Copy the lines from the one with "Enumerate the UI" to the one with "- close-tab-icon[interactable]: ✕: [329, 1, 345, 29]", substituting "console-line" for every "terminal-line" and changing nothing else.

A block of data:
/---

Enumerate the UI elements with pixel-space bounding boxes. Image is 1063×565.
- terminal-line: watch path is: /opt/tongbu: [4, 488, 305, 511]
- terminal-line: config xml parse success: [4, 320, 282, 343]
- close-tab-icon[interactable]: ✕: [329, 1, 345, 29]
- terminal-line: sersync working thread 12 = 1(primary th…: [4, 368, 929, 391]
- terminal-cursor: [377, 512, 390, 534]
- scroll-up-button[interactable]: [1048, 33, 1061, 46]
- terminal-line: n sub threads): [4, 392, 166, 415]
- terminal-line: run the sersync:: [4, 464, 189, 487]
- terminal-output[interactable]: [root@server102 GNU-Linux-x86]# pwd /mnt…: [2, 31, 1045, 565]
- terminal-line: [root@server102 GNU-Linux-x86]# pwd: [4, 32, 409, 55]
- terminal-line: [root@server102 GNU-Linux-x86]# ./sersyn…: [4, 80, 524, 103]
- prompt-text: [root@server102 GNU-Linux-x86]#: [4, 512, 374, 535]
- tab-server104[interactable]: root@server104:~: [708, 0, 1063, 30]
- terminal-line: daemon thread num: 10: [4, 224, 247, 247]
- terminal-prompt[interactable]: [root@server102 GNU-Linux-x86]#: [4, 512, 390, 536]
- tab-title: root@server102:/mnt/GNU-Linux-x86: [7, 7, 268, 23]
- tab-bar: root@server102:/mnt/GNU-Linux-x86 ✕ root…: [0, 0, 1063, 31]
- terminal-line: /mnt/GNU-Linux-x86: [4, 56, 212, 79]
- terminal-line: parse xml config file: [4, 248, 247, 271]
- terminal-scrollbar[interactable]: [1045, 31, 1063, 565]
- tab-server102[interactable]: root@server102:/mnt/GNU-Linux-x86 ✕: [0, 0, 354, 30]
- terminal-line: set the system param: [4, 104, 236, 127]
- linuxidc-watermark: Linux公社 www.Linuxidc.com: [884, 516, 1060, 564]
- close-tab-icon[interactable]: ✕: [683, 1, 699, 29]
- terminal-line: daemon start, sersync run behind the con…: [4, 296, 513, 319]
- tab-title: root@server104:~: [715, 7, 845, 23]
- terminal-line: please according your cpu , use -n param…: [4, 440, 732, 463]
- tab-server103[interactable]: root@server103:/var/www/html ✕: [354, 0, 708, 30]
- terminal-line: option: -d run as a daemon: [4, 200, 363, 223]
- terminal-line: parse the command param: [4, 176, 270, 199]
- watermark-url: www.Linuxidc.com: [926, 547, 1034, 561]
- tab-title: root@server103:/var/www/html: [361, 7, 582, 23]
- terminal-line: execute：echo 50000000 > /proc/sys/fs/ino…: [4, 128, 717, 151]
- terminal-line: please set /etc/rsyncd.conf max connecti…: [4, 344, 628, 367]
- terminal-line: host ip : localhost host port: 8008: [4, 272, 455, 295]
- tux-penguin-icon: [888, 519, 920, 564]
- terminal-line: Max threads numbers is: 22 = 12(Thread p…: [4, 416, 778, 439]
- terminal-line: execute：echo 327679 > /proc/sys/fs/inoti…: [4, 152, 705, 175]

\---
/---

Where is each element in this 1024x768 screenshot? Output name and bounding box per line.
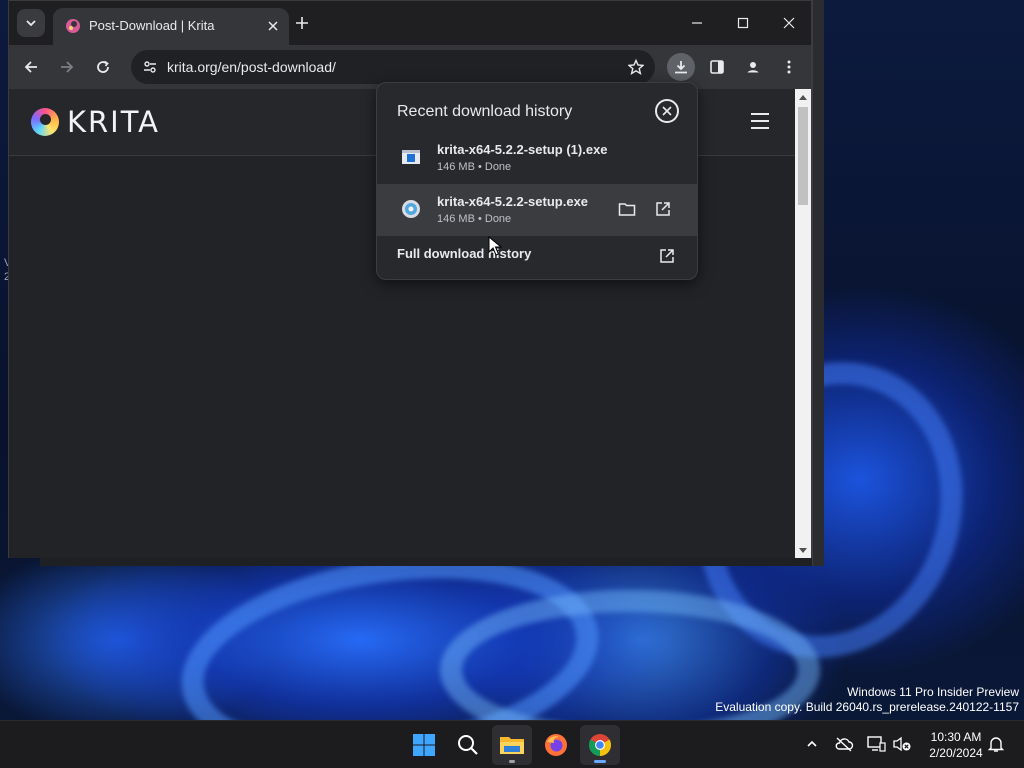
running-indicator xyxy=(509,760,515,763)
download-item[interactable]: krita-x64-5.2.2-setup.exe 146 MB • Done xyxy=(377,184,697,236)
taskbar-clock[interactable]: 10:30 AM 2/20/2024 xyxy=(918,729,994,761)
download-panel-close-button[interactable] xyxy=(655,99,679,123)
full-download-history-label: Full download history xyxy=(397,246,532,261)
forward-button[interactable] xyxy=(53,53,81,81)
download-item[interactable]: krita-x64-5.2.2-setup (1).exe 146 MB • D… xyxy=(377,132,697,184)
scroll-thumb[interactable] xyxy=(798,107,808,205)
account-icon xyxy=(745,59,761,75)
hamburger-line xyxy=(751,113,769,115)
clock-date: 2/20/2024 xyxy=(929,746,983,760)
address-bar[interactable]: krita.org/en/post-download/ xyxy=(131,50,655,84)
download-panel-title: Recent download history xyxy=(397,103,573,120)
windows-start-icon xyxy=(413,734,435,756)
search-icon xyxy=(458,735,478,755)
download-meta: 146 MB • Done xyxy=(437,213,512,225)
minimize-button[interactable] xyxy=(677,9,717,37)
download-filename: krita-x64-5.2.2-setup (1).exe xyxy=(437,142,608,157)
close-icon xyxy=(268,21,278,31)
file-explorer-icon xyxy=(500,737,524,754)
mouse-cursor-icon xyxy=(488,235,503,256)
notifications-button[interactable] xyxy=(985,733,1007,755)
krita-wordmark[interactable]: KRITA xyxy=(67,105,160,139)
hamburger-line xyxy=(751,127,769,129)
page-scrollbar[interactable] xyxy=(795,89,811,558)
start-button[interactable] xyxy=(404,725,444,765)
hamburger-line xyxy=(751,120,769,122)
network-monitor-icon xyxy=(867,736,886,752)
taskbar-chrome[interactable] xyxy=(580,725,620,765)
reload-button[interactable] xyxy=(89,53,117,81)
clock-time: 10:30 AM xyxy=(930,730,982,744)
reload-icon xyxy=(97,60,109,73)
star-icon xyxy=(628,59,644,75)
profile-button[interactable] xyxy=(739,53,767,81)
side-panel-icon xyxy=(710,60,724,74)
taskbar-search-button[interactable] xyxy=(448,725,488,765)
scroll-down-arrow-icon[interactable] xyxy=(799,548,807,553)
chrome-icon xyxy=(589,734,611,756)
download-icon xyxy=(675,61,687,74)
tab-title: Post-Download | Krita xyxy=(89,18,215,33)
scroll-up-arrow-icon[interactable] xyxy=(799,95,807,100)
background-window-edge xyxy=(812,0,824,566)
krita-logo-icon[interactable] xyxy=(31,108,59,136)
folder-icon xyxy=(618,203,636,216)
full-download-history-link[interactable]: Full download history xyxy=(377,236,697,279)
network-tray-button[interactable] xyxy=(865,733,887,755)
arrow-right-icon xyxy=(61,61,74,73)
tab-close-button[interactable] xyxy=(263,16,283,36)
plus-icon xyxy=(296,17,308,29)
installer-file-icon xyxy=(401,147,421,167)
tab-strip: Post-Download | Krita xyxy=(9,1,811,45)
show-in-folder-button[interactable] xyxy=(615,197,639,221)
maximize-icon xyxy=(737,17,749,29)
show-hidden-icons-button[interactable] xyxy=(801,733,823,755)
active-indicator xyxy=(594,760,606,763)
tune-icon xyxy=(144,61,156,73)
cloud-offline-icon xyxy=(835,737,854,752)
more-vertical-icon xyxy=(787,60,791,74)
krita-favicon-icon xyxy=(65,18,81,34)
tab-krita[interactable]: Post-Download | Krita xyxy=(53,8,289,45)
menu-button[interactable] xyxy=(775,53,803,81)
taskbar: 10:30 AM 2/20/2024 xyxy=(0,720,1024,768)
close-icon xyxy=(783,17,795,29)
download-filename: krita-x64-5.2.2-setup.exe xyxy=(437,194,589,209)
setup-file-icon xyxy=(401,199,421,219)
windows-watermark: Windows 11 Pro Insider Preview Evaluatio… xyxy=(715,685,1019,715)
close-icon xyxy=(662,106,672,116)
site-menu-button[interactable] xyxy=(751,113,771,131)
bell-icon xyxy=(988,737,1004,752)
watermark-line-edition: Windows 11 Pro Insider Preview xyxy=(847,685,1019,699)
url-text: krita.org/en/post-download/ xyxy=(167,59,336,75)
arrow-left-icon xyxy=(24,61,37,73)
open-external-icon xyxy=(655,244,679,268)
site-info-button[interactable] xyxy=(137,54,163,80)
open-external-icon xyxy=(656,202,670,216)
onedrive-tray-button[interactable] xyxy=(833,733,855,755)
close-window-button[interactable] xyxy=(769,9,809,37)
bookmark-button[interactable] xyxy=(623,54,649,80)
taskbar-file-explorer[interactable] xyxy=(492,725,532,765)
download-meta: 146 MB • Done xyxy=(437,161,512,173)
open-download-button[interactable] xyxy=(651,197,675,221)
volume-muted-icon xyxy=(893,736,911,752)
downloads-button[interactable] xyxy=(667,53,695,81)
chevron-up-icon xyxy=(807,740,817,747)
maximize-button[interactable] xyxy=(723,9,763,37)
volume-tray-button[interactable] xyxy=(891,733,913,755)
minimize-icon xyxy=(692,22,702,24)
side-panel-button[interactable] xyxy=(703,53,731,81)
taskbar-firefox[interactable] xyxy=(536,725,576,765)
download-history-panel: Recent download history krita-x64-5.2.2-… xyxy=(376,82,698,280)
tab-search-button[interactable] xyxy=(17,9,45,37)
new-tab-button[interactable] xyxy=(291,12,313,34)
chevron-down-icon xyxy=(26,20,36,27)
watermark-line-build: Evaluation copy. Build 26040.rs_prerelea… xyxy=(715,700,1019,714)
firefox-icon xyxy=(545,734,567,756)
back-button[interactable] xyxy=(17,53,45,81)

\---

● The solution
Enumerate the UI elements with pixel-space bounding boxes. Image is 1063×565.
- console-line: watch path is: /opt/tongbu: [4, 488, 305, 511]
- console-line: config xml parse success: [4, 320, 282, 343]
- close-tab-icon[interactable]: ✕: [329, 1, 345, 29]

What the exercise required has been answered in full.